### [WORK TO DO]
Each entry below should be returned exactly as is, with the pictures removed.

### [SUPPLIED MATERIAL]
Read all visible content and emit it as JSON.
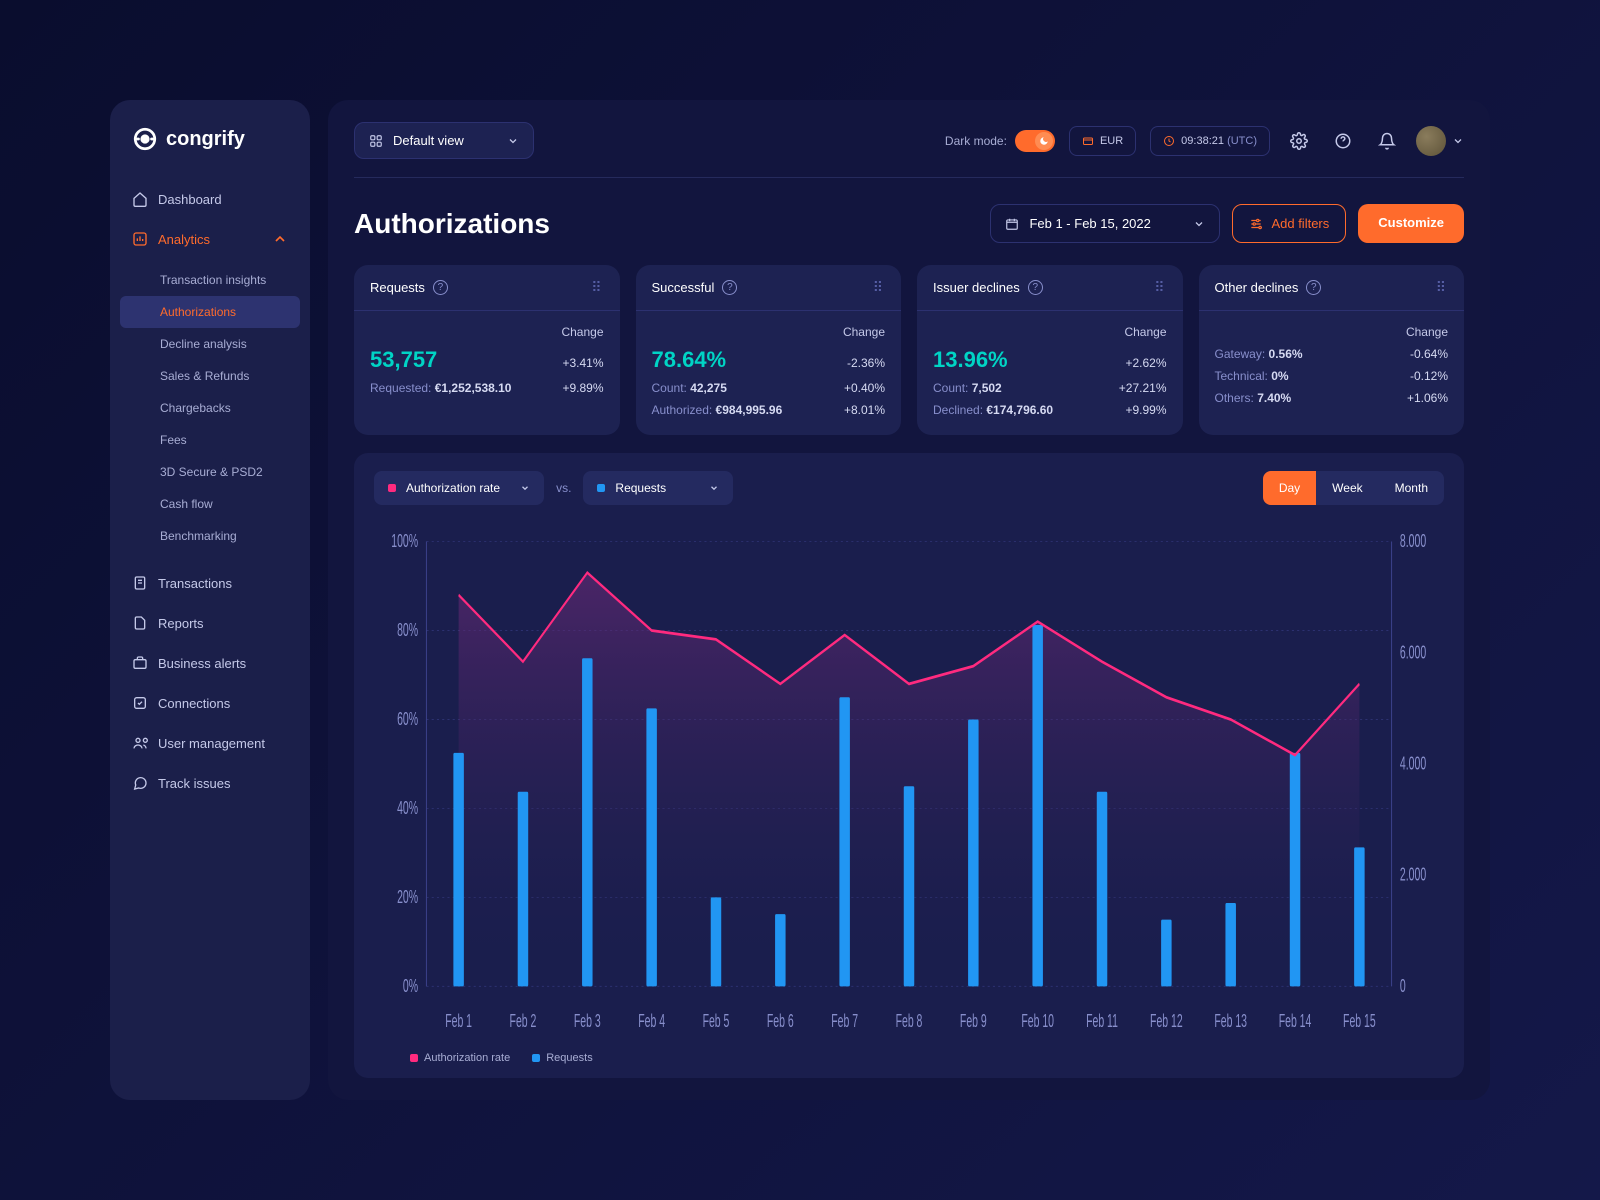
{
  "brand": "congrify",
  "sidebar": {
    "items": [
      {
        "label": "Dashboard"
      },
      {
        "label": "Analytics"
      },
      {
        "label": "Transactions"
      },
      {
        "label": "Reports"
      },
      {
        "label": "Business alerts"
      },
      {
        "label": "Connections"
      },
      {
        "label": "User management"
      },
      {
        "label": "Track issues"
      }
    ],
    "analytics_sub": [
      "Transaction insights",
      "Authorizations",
      "Decline analysis",
      "Sales & Refunds",
      "Chargebacks",
      "Fees",
      "3D Secure & PSD2",
      "Cash flow",
      "Benchmarking"
    ]
  },
  "topbar": {
    "view_label": "Default view",
    "darkmode_label": "Dark mode:",
    "currency": "EUR",
    "time": "09:38:21",
    "tz": "(UTC)"
  },
  "header": {
    "title": "Authorizations",
    "date_range": "Feb 1 - Feb 15, 2022",
    "add_filters": "Add filters",
    "customize": "Customize"
  },
  "cards": [
    {
      "title": "Requests",
      "big": "53,757",
      "big_change": "+3.41%",
      "rows": [
        {
          "label": "Requested:",
          "value": "€1,252,538.10",
          "change": "+9.89%"
        }
      ]
    },
    {
      "title": "Successful",
      "big": "78.64%",
      "big_change": "-2.36%",
      "rows": [
        {
          "label": "Count:",
          "value": "42,275",
          "change": "+0.40%"
        },
        {
          "label": "Authorized:",
          "value": "€984,995.96",
          "change": "+8.01%"
        }
      ]
    },
    {
      "title": "Issuer declines",
      "big": "13.96%",
      "big_change": "+2.62%",
      "rows": [
        {
          "label": "Count:",
          "value": "7,502",
          "change": "+27.21%"
        },
        {
          "label": "Declined:",
          "value": "€174,796.60",
          "change": "+9.99%"
        }
      ]
    },
    {
      "title": "Other declines",
      "big": "",
      "big_change": "",
      "rows": [
        {
          "label": "Gateway:",
          "value": "0.56%",
          "change": "-0.64%"
        },
        {
          "label": "Technical:",
          "value": "0%",
          "change": "-0.12%"
        },
        {
          "label": "Others:",
          "value": "7.40%",
          "change": "+1.06%"
        }
      ]
    }
  ],
  "chart": {
    "metric_a": "Authorization rate",
    "metric_b": "Requests",
    "vs": "vs.",
    "granularity": [
      "Day",
      "Week",
      "Month"
    ],
    "granularity_active": 0,
    "legend": [
      "Authorization rate",
      "Requests"
    ],
    "change_label": "Change"
  },
  "chart_data": {
    "type": "bar+line",
    "categories": [
      "Feb 1",
      "Feb 2",
      "Feb 3",
      "Feb 4",
      "Feb 5",
      "Feb 6",
      "Feb 7",
      "Feb 8",
      "Feb 9",
      "Feb 10",
      "Feb 11",
      "Feb 12",
      "Feb 13",
      "Feb 14",
      "Feb 15"
    ],
    "series": [
      {
        "name": "Authorization rate",
        "axis": "left",
        "type": "line",
        "values": [
          88,
          73,
          93,
          80,
          78,
          68,
          79,
          68,
          72,
          82,
          73,
          65,
          60,
          52,
          68
        ]
      },
      {
        "name": "Requests",
        "axis": "right",
        "type": "bar",
        "values": [
          4200,
          3500,
          5900,
          5000,
          1600,
          1300,
          5200,
          3600,
          4800,
          6500,
          3500,
          1200,
          1500,
          4200,
          2500
        ]
      }
    ],
    "y_left": {
      "label": "%",
      "ticks": [
        0,
        20,
        40,
        60,
        80,
        100
      ]
    },
    "y_right": {
      "label": "",
      "ticks": [
        0,
        2000,
        4000,
        6000,
        8000
      ]
    },
    "colors": {
      "line": "#ff2a7f",
      "bar": "#2196f3",
      "area_top": "#6b2a78",
      "area_bottom": "#1a1e4d"
    }
  }
}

### [EXERCISE RESPONSE]
Read all visible content and emit it as JSON.
{
  "brand": "congrify",
  "sidebar": {
    "items": [
      {
        "label": "Dashboard"
      },
      {
        "label": "Analytics"
      },
      {
        "label": "Transactions"
      },
      {
        "label": "Reports"
      },
      {
        "label": "Business alerts"
      },
      {
        "label": "Connections"
      },
      {
        "label": "User management"
      },
      {
        "label": "Track issues"
      }
    ],
    "analytics_sub": [
      "Transaction insights",
      "Authorizations",
      "Decline analysis",
      "Sales & Refunds",
      "Chargebacks",
      "Fees",
      "3D Secure & PSD2",
      "Cash flow",
      "Benchmarking"
    ]
  },
  "topbar": {
    "view_label": "Default view",
    "darkmode_label": "Dark mode:",
    "currency": "EUR",
    "time": "09:38:21",
    "tz": "(UTC)"
  },
  "header": {
    "title": "Authorizations",
    "date_range": "Feb 1 - Feb 15, 2022",
    "add_filters": "Add filters",
    "customize": "Customize"
  },
  "cards": [
    {
      "title": "Requests",
      "big": "53,757",
      "big_change": "+3.41%",
      "rows": [
        {
          "label": "Requested:",
          "value": "€1,252,538.10",
          "change": "+9.89%"
        }
      ]
    },
    {
      "title": "Successful",
      "big": "78.64%",
      "big_change": "-2.36%",
      "rows": [
        {
          "label": "Count:",
          "value": "42,275",
          "change": "+0.40%"
        },
        {
          "label": "Authorized:",
          "value": "€984,995.96",
          "change": "+8.01%"
        }
      ]
    },
    {
      "title": "Issuer declines",
      "big": "13.96%",
      "big_change": "+2.62%",
      "rows": [
        {
          "label": "Count:",
          "value": "7,502",
          "change": "+27.21%"
        },
        {
          "label": "Declined:",
          "value": "€174,796.60",
          "change": "+9.99%"
        }
      ]
    },
    {
      "title": "Other declines",
      "big": "",
      "big_change": "",
      "rows": [
        {
          "label": "Gateway:",
          "value": "0.56%",
          "change": "-0.64%"
        },
        {
          "label": "Technical:",
          "value": "0%",
          "change": "-0.12%"
        },
        {
          "label": "Others:",
          "value": "7.40%",
          "change": "+1.06%"
        }
      ]
    }
  ],
  "chart": {
    "metric_a": "Authorization rate",
    "metric_b": "Requests",
    "vs": "vs.",
    "granularity": [
      "Day",
      "Week",
      "Month"
    ],
    "granularity_active": 0,
    "legend": [
      "Authorization rate",
      "Requests"
    ],
    "change_label": "Change"
  },
  "chart_data": {
    "type": "bar+line",
    "categories": [
      "Feb 1",
      "Feb 2",
      "Feb 3",
      "Feb 4",
      "Feb 5",
      "Feb 6",
      "Feb 7",
      "Feb 8",
      "Feb 9",
      "Feb 10",
      "Feb 11",
      "Feb 12",
      "Feb 13",
      "Feb 14",
      "Feb 15"
    ],
    "series": [
      {
        "name": "Authorization rate",
        "axis": "left",
        "type": "line",
        "values": [
          88,
          73,
          93,
          80,
          78,
          68,
          79,
          68,
          72,
          82,
          73,
          65,
          60,
          52,
          68
        ]
      },
      {
        "name": "Requests",
        "axis": "right",
        "type": "bar",
        "values": [
          4200,
          3500,
          5900,
          5000,
          1600,
          1300,
          5200,
          3600,
          4800,
          6500,
          3500,
          1200,
          1500,
          4200,
          2500
        ]
      }
    ],
    "y_left": {
      "label": "%",
      "ticks": [
        0,
        20,
        40,
        60,
        80,
        100
      ]
    },
    "y_right": {
      "label": "",
      "ticks": [
        0,
        2000,
        4000,
        6000,
        8000
      ]
    },
    "colors": {
      "line": "#ff2a7f",
      "bar": "#2196f3",
      "area_top": "#6b2a78",
      "area_bottom": "#1a1e4d"
    }
  }
}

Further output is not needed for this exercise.